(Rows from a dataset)
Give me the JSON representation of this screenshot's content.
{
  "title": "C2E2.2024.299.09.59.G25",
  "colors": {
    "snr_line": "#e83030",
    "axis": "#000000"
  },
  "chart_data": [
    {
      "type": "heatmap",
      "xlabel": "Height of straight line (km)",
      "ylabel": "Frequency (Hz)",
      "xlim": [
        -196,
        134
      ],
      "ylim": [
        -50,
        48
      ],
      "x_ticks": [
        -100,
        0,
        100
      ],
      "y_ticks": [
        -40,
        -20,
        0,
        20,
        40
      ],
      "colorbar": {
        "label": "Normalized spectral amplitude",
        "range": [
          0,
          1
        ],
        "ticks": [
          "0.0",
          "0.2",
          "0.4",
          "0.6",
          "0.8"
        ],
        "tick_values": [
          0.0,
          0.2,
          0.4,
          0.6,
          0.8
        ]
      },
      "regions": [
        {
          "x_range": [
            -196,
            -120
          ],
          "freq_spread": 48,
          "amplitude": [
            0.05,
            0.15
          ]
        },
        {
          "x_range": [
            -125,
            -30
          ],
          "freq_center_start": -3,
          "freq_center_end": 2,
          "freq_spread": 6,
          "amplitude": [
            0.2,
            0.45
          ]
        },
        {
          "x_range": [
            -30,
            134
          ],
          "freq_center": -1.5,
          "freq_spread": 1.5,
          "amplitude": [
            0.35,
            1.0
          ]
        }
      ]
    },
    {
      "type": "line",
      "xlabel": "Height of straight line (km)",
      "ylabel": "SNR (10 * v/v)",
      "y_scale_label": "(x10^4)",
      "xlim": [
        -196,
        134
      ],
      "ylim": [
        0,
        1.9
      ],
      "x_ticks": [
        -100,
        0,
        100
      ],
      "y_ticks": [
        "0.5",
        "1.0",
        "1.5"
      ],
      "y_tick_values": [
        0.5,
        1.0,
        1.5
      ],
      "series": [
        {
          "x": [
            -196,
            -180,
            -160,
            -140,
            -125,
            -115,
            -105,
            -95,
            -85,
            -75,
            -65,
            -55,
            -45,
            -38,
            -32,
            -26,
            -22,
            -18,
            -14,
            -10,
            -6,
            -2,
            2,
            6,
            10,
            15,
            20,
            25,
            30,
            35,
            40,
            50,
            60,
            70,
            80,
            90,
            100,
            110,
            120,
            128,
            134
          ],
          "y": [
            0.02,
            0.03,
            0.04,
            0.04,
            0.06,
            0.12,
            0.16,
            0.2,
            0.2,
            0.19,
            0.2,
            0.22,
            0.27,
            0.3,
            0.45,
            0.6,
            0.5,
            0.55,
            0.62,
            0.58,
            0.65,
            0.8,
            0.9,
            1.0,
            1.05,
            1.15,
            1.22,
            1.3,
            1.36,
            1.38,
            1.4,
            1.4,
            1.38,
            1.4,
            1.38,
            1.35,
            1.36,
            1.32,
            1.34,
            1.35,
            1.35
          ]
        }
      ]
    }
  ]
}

==

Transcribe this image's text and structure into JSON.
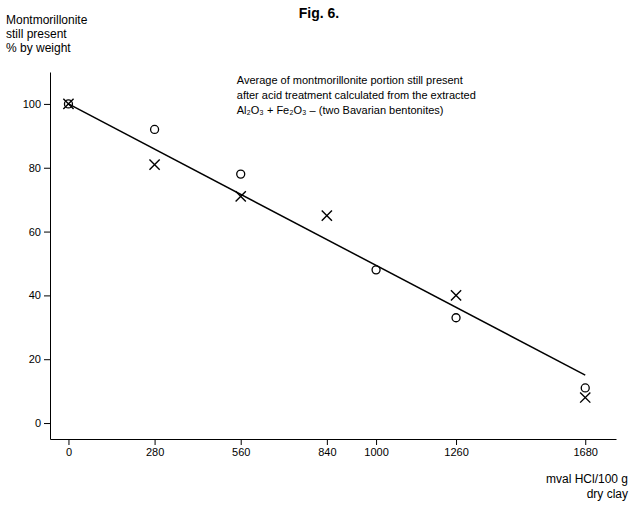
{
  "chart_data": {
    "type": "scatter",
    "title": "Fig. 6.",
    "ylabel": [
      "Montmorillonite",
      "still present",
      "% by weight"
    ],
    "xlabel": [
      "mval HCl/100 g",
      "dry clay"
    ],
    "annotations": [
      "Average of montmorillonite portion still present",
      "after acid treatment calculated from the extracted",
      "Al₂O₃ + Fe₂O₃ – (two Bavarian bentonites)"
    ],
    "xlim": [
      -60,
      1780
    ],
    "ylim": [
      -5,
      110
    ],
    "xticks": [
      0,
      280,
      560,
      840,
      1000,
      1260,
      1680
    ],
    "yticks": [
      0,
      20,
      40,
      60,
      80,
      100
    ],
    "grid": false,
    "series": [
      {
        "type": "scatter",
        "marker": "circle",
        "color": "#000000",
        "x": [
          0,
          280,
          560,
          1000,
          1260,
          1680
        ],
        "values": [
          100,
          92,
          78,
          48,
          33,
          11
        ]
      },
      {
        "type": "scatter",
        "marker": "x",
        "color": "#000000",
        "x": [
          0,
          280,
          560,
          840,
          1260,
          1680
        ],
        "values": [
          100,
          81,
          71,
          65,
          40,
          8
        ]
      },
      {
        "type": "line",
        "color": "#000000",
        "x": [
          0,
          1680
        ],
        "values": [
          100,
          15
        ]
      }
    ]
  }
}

--

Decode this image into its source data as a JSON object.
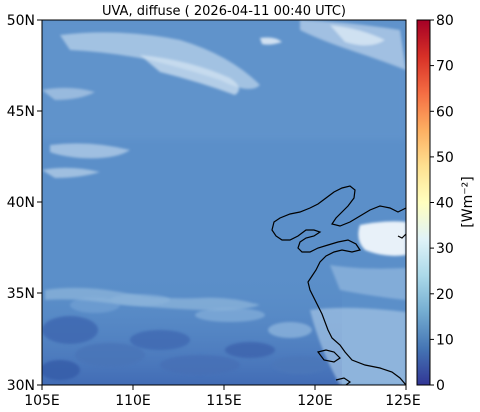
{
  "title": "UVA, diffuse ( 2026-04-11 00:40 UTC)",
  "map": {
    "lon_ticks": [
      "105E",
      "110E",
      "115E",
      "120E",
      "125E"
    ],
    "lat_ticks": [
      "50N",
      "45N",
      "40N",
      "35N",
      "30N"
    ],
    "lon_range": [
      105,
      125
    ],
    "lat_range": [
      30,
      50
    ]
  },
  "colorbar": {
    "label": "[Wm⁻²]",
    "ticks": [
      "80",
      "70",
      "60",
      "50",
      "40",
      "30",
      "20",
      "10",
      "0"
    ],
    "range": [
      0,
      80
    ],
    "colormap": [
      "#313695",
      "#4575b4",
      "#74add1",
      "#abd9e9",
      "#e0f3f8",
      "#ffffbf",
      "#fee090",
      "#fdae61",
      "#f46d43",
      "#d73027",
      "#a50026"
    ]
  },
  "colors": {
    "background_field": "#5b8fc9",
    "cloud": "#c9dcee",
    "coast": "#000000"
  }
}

◆ **What is needed**: Only the number is wanted: how many lines contain the string "JSON"?

◆ **Solution for this problem**: 3